WRITTEN INSTRUCTION: Only the number is wanted: how many lines hold the word "color"?

(begin)

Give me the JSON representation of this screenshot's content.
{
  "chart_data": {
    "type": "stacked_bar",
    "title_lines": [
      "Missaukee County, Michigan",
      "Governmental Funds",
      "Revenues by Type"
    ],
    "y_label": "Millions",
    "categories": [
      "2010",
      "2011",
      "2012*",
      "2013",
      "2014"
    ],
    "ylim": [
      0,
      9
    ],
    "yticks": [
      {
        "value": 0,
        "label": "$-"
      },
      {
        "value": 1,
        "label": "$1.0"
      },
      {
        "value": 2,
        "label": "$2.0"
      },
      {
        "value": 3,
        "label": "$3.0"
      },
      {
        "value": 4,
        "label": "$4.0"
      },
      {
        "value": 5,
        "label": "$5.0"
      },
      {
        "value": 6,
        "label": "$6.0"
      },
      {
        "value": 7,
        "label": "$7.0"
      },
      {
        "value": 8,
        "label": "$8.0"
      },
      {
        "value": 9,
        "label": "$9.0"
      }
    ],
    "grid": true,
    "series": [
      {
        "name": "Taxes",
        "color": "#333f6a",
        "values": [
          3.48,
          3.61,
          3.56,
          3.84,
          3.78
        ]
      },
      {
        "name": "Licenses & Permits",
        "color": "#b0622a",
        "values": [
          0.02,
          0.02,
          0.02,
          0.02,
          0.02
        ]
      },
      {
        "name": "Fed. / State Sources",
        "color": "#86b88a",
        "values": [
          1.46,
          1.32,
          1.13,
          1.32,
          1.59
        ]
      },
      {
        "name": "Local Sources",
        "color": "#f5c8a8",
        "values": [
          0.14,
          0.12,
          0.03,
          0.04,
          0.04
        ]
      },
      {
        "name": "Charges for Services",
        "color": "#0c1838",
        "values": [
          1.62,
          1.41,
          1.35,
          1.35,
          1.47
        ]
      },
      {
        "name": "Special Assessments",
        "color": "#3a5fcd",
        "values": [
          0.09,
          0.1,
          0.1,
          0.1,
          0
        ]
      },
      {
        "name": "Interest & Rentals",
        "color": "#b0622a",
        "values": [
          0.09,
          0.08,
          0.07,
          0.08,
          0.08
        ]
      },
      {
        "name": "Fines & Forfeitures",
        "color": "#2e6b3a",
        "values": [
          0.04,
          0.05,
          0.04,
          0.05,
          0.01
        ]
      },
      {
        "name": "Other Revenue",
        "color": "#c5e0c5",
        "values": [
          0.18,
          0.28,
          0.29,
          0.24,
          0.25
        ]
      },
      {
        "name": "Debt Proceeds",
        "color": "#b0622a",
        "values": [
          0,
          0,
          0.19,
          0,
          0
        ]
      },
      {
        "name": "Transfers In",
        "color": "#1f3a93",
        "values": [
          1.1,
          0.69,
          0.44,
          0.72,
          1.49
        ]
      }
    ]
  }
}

(end)

TASK RESULT: 11